[Do this] Quote all of the entries word for word.

[Data section]
━━━━━━━━━━
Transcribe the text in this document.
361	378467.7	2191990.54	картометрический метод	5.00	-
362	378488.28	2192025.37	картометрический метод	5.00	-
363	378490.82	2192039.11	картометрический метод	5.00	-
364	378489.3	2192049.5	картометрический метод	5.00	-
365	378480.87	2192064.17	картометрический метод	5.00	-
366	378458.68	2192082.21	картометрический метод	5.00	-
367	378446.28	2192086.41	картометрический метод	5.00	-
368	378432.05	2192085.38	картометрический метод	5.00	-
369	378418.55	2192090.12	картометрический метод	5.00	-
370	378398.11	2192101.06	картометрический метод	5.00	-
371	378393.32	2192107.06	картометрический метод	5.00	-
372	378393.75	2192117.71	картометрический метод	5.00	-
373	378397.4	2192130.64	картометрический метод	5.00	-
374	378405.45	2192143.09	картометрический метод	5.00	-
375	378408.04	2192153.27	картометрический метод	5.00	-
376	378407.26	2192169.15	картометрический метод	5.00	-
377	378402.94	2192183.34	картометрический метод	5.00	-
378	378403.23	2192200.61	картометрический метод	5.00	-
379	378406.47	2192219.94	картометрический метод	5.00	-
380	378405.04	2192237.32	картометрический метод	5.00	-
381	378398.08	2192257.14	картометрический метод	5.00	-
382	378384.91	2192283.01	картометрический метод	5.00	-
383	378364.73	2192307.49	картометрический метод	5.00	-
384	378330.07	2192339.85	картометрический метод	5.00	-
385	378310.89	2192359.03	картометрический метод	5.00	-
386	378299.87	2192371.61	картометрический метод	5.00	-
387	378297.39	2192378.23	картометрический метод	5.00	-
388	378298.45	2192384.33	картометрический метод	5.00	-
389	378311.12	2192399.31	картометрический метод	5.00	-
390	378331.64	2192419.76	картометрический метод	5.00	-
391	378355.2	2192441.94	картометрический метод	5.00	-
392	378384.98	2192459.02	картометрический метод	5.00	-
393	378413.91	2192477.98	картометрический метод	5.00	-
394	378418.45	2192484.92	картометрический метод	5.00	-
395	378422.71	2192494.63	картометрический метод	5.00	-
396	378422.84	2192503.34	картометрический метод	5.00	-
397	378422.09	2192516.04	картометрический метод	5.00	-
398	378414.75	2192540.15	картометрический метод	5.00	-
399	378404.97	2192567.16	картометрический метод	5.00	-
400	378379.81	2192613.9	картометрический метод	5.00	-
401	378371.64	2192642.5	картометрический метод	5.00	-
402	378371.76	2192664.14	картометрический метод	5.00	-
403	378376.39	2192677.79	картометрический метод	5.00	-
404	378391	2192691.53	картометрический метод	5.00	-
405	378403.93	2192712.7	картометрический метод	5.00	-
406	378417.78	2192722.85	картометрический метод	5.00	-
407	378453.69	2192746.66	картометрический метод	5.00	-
━━━━━━━━━━
[Answer for the task]
Transcribe the text in this document.
361	378467.7	2191990.54	картометрический метод	5.00	-
362	378488.28	2192025.37	картометрический метод	5.00	-
363	378490.82	2192039.11	картометрический метод	5.00	-
364	378489.3	2192049.5	картометрический метод	5.00	-
365	378480.87	2192064.17	картометрический метод	5.00	-
366	378458.68	2192082.21	картометрический метод	5.00	-
367	378446.28	2192086.41	картометрический метод	5.00	-
368	378432.05	2192085.38	картометрический метод	5.00	-
369	378418.55	2192090.12	картометрический метод	5.00	-
370	378398.11	2192101.06	картометрический метод	5.00	-
371	378393.32	2192107.06	картометрический метод	5.00	-
372	378393.75	2192117.71	картометрический метод	5.00	-
373	378397.4	2192130.64	картометрический метод	5.00	-
374	378405.45	2192143.09	картометрический метод	5.00	-
375	378408.04	2192153.27	картометрический метод	5.00	-
376	378407.26	2192169.15	картометрический метод	5.00	-
377	378402.94	2192183.34	картометрический метод	5.00	-
378	378403.23	2192200.61	картометрический метод	5.00	-
379	378406.47	2192219.94	картометрический метод	5.00	-
380	378405.04	2192237.32	картометрический метод	5.00	-
381	378398.08	2192257.14	картометрический метод	5.00	-
382	378384.91	2192283.01	картометрический метод	5.00	-
383	378364.73	2192307.49	картометрический метод	5.00	-
384	378330.07	2192339.85	картометрический метод	5.00	-
385	378310.89	2192359.03	картометрический метод	5.00	-
386	378299.87	2192371.61	картометрический метод	5.00	-
387	378297.39	2192378.23	картометрический метод	5.00	-
388	378298.45	2192384.33	картометрический метод	5.00	-
389	378311.12	2192399.31	картометрический метод	5.00	-
390	378331.64	2192419.76	картометрический метод	5.00	-
391	378355.2	2192441.94	картометрический метод	5.00	-
392	378384.98	2192459.02	картометрический метод	5.00	-
393	378413.91	2192477.98	картометрический метод	5.00	-
394	378418.45	2192484.92	картометрический метод	5.00	-
395	378422.71	2192494.63	картометрический метод	5.00	-
396	378422.84	2192503.34	картометрический метод	5.00	-
397	378422.09	2192516.04	картометрический метод	5.00	-
398	378414.75	2192540.15	картометрический метод	5.00	-
399	378404.97	2192567.16	картометрический метод	5.00	-
400	378379.81	2192613.9	картометрический метод	5.00	-
401	378371.64	2192642.5	картометрический метод	5.00	-
402	378371.76	2192664.14	картометрический метод	5.00	-
403	378376.39	2192677.79	картометрический метод	5.00	-
404	378391	2192691.53	картометрический метод	5.00	-
405	378403.93	2192712.7	картометрический метод	5.00	-
406	378417.78	2192722.85	картометрический метод	5.00	-
407	378453.69	2192746.66	картометрический метод	5.00	-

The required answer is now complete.